═══ Provided records

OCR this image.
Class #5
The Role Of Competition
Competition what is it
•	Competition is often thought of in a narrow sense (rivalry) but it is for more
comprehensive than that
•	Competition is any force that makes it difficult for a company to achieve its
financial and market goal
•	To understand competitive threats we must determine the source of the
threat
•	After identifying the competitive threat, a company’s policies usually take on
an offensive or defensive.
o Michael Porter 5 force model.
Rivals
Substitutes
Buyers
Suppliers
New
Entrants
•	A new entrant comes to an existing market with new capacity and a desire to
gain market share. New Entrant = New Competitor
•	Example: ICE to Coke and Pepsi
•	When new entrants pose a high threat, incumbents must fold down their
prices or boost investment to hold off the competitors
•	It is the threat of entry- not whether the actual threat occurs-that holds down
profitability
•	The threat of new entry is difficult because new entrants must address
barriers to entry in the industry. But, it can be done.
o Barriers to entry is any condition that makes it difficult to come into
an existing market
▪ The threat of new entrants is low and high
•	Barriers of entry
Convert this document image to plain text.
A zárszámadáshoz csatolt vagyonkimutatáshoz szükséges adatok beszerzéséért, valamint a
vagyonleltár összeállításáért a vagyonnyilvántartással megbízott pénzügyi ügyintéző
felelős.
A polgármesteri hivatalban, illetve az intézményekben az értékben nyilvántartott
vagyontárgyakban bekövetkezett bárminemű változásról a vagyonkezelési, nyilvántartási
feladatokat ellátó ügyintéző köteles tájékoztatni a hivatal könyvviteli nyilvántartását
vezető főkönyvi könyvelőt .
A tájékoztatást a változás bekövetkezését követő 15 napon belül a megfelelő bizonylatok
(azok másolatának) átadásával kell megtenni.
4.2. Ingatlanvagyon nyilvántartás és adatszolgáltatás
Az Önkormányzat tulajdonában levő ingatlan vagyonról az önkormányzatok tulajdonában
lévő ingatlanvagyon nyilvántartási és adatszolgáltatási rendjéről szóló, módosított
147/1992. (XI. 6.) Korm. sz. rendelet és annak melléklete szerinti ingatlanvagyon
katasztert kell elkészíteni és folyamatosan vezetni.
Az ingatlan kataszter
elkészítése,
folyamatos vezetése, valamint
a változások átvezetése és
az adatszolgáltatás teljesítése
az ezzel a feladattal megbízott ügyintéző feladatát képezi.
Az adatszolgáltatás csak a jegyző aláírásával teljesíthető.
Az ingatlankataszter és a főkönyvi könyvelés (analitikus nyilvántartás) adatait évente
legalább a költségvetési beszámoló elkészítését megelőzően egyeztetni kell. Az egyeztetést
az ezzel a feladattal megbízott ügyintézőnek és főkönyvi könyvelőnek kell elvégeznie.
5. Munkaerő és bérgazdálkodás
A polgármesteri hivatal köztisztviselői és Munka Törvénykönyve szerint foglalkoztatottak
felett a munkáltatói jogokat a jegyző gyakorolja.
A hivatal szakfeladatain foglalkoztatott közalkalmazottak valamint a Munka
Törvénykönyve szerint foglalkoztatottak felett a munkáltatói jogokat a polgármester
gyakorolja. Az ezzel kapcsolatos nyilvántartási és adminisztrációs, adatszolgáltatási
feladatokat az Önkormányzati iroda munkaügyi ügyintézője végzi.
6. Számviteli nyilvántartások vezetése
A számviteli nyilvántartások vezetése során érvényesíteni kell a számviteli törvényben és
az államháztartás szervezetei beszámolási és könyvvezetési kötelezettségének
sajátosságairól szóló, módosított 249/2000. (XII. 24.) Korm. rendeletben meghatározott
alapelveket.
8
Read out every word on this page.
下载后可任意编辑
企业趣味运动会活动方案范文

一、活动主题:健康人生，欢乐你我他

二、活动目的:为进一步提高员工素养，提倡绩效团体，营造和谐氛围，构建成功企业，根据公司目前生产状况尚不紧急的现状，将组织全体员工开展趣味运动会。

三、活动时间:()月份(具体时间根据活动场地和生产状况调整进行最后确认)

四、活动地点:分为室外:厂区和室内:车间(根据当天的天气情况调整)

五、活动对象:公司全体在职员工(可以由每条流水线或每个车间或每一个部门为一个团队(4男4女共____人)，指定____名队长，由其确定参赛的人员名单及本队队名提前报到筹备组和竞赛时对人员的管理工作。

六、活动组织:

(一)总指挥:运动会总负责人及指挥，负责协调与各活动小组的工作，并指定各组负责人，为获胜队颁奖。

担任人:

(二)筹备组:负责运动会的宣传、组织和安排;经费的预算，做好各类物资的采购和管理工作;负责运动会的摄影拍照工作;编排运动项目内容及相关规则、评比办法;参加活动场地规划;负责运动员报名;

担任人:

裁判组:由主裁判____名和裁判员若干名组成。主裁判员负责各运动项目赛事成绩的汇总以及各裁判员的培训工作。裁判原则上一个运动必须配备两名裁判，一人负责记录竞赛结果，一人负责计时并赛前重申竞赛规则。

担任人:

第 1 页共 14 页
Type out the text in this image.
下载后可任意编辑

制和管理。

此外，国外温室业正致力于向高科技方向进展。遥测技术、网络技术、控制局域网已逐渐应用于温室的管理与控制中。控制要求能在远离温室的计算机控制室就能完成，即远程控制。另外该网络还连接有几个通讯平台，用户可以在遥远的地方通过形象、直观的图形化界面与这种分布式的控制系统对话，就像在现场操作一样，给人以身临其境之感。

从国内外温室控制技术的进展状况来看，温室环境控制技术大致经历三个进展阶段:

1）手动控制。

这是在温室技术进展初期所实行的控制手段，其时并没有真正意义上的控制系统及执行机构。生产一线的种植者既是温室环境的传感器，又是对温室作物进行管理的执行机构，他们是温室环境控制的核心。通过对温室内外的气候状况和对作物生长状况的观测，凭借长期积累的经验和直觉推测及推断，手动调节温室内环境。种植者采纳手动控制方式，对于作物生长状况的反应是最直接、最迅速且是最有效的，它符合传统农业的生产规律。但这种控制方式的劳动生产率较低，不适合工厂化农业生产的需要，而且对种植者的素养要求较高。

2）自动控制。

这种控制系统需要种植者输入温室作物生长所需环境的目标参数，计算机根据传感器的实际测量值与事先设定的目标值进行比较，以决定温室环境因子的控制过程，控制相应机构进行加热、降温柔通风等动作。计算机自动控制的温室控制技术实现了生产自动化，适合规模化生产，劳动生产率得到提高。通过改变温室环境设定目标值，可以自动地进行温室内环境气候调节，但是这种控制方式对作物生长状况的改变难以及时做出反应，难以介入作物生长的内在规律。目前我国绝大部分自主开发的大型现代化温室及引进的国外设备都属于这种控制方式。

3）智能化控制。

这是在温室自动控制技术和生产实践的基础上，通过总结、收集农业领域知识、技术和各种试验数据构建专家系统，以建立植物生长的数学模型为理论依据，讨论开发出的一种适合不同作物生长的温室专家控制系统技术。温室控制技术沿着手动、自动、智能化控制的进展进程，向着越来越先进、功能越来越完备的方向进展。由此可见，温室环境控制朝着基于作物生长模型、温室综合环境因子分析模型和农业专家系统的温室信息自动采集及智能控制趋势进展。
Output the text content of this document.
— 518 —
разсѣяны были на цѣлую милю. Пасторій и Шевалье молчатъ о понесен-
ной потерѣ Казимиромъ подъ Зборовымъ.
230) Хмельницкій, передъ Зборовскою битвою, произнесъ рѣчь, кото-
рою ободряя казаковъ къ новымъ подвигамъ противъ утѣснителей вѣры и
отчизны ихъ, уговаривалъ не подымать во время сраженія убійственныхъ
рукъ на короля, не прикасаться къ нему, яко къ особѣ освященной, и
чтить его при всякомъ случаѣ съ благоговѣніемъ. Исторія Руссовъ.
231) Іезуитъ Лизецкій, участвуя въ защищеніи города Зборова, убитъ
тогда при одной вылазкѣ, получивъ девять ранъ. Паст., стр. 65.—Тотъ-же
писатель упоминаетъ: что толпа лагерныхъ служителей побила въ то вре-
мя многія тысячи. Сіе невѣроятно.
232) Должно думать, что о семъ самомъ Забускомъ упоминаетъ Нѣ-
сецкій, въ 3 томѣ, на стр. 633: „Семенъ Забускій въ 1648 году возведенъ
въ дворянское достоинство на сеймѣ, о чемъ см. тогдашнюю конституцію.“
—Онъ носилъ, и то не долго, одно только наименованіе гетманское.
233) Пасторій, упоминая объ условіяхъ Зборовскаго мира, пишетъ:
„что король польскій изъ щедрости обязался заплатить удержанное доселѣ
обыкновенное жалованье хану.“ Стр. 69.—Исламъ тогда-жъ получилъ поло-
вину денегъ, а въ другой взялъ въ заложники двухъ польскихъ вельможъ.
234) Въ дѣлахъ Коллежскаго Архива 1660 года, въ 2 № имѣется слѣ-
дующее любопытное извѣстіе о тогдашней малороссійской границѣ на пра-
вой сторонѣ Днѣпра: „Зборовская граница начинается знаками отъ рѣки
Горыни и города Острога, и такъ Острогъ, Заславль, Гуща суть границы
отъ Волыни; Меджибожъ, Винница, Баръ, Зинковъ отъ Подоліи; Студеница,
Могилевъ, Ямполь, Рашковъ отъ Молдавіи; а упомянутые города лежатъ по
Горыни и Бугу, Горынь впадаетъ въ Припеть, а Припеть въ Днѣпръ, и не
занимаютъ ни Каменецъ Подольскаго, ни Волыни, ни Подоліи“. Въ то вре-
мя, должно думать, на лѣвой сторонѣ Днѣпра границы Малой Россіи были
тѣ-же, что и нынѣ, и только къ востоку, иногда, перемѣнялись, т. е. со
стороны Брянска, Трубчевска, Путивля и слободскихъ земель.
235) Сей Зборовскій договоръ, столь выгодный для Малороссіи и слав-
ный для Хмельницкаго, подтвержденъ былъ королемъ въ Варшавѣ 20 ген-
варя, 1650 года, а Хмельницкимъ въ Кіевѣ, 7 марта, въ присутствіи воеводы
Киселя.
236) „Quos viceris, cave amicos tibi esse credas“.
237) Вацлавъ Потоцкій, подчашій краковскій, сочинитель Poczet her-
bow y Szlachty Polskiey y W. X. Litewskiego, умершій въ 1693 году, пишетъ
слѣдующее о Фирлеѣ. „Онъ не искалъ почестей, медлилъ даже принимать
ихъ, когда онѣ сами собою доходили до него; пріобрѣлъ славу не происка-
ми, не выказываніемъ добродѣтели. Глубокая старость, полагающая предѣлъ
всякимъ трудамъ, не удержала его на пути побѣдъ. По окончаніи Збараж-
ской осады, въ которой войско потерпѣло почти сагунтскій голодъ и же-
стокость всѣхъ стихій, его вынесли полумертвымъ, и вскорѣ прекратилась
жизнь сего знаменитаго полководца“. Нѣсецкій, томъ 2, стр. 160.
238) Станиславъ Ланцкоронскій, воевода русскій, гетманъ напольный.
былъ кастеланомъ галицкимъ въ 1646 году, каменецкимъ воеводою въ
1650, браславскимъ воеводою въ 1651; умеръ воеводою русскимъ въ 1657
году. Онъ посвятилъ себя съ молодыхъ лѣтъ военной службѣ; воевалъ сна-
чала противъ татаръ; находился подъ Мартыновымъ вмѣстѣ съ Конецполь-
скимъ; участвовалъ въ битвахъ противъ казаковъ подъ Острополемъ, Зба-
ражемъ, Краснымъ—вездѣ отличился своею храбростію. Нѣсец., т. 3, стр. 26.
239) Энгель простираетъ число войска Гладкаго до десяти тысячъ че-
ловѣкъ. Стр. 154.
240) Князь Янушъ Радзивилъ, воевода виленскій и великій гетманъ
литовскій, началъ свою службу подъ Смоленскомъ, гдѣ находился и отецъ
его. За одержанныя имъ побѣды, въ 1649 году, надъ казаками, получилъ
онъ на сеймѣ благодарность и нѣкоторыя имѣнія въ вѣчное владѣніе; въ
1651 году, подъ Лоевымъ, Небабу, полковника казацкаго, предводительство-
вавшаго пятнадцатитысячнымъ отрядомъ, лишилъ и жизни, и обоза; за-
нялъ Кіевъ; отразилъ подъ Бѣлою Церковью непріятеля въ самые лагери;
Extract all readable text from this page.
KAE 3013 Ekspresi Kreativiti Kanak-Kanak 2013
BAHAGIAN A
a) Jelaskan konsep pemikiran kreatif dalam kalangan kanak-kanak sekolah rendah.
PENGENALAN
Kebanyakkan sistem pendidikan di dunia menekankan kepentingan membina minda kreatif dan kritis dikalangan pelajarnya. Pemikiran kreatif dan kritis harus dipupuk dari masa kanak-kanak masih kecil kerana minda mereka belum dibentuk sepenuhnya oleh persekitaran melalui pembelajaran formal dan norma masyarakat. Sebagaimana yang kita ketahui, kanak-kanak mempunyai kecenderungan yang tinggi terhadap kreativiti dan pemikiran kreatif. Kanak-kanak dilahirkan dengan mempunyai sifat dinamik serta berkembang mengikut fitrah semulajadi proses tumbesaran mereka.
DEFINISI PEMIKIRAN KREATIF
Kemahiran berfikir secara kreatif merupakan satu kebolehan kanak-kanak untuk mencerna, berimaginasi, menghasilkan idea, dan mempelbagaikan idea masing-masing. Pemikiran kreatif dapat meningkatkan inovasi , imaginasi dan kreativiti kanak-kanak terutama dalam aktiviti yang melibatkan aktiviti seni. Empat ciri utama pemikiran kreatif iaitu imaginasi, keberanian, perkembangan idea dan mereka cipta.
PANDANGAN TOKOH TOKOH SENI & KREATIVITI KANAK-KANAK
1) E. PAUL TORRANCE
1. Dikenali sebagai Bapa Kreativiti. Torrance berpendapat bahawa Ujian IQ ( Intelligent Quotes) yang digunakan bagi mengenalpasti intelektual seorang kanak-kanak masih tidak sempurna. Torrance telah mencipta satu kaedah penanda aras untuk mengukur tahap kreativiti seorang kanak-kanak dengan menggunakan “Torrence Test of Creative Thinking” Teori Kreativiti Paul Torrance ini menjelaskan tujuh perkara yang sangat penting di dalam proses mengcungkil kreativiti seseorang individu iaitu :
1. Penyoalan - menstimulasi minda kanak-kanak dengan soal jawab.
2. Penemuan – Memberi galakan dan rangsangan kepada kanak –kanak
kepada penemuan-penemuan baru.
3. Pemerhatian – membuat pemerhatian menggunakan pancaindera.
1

══════

▶ Exercise requirements
Locate the string "polgármesteri" in the listing above and copy every line where it occurs.

▶ Worked solution
A polgármesteri hivatalban, illetve az intézményekben az értékben nyilvántartott
A polgármesteri hivatal köztisztviselői és Munka Törvénykönyve szerint foglalkoztatottak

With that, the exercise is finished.